> [GOAL OF THE EXERCISE]: Write out the listing below without alteration, omitting its pictures.

> [EXERCISE INPUT]:
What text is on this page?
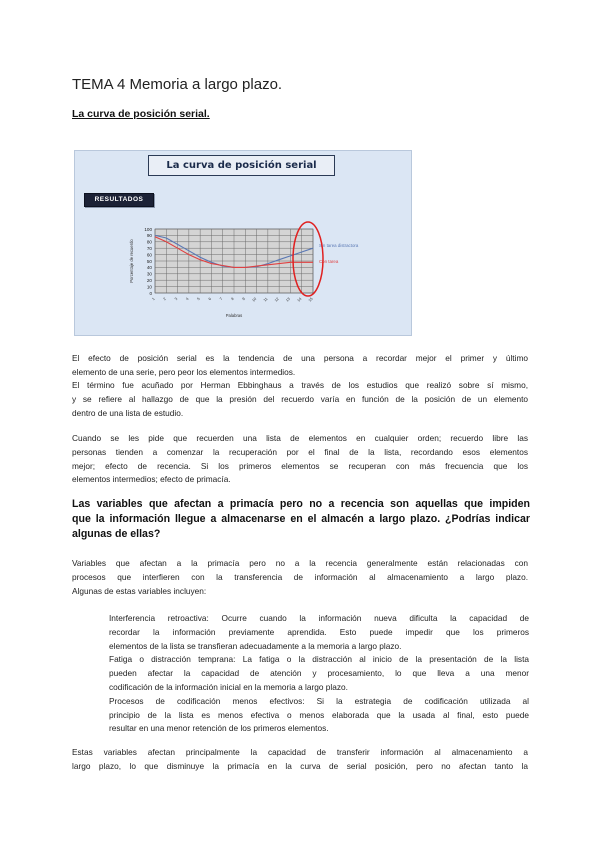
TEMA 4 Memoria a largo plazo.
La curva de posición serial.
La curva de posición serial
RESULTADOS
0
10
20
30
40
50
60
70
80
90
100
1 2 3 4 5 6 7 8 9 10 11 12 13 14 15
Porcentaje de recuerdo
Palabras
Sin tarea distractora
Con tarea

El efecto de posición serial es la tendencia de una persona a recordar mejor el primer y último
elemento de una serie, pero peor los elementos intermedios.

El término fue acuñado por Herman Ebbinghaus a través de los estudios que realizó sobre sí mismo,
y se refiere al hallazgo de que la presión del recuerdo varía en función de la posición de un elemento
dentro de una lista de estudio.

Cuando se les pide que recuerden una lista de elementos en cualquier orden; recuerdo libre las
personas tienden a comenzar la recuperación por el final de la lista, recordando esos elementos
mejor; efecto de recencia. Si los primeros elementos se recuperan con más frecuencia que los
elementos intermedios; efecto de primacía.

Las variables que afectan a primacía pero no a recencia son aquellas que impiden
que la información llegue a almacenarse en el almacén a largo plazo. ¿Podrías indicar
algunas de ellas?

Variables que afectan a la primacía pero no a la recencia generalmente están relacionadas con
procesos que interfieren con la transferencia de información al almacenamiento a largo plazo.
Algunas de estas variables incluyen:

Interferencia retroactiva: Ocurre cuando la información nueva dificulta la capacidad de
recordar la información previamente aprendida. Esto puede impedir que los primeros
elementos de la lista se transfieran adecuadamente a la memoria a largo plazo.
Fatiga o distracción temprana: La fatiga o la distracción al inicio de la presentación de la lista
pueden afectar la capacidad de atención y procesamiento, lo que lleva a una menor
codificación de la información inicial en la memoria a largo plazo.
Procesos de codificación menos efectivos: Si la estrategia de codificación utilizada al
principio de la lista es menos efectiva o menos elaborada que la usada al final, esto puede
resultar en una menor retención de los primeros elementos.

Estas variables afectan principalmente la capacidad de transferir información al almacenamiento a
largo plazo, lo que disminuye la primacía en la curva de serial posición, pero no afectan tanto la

> [TASK ANSWER]:
What text is on this page?
TEMA 4 Memoria a largo plazo.
La curva de posición serial.
La curva de posición serial
RESULTADOS
0
10
20
30
40
50
60
70
80
90
100
1 2 3 4 5 6 7 8 9 10 11 12 13 14 15
Porcentaje de recuerdo
Palabras
Sin tarea distractora
Con tarea

El efecto de posición serial es la tendencia de una persona a recordar mejor el primer y último
elemento de una serie, pero peor los elementos intermedios.

El término fue acuñado por Herman Ebbinghaus a través de los estudios que realizó sobre sí mismo,
y se refiere al hallazgo de que la presión del recuerdo varía en función de la posición de un elemento
dentro de una lista de estudio.

Cuando se les pide que recuerden una lista de elementos en cualquier orden; recuerdo libre las
personas tienden a comenzar la recuperación por el final de la lista, recordando esos elementos
mejor; efecto de recencia. Si los primeros elementos se recuperan con más frecuencia que los
elementos intermedios; efecto de primacía.

Las variables que afectan a primacía pero no a recencia son aquellas que impiden
que la información llegue a almacenarse en el almacén a largo plazo. ¿Podrías indicar
algunas de ellas?

Variables que afectan a la primacía pero no a la recencia generalmente están relacionadas con
procesos que interfieren con la transferencia de información al almacenamiento a largo plazo.
Algunas de estas variables incluyen:

Interferencia retroactiva: Ocurre cuando la información nueva dificulta la capacidad de
recordar la información previamente aprendida. Esto puede impedir que los primeros
elementos de la lista se transfieran adecuadamente a la memoria a largo plazo.
Fatiga o distracción temprana: La fatiga o la distracción al inicio de la presentación de la lista
pueden afectar la capacidad de atención y procesamiento, lo que lleva a una menor
codificación de la información inicial en la memoria a largo plazo.
Procesos de codificación menos efectivos: Si la estrategia de codificación utilizada al
principio de la lista es menos efectiva o menos elaborada que la usada al final, esto puede
resultar en una menor retención de los primeros elementos.

Estas variables afectan principalmente la capacidad de transferir información al almacenamiento a
largo plazo, lo que disminuye la primacía en la curva de serial posición, pero no afectan tanto la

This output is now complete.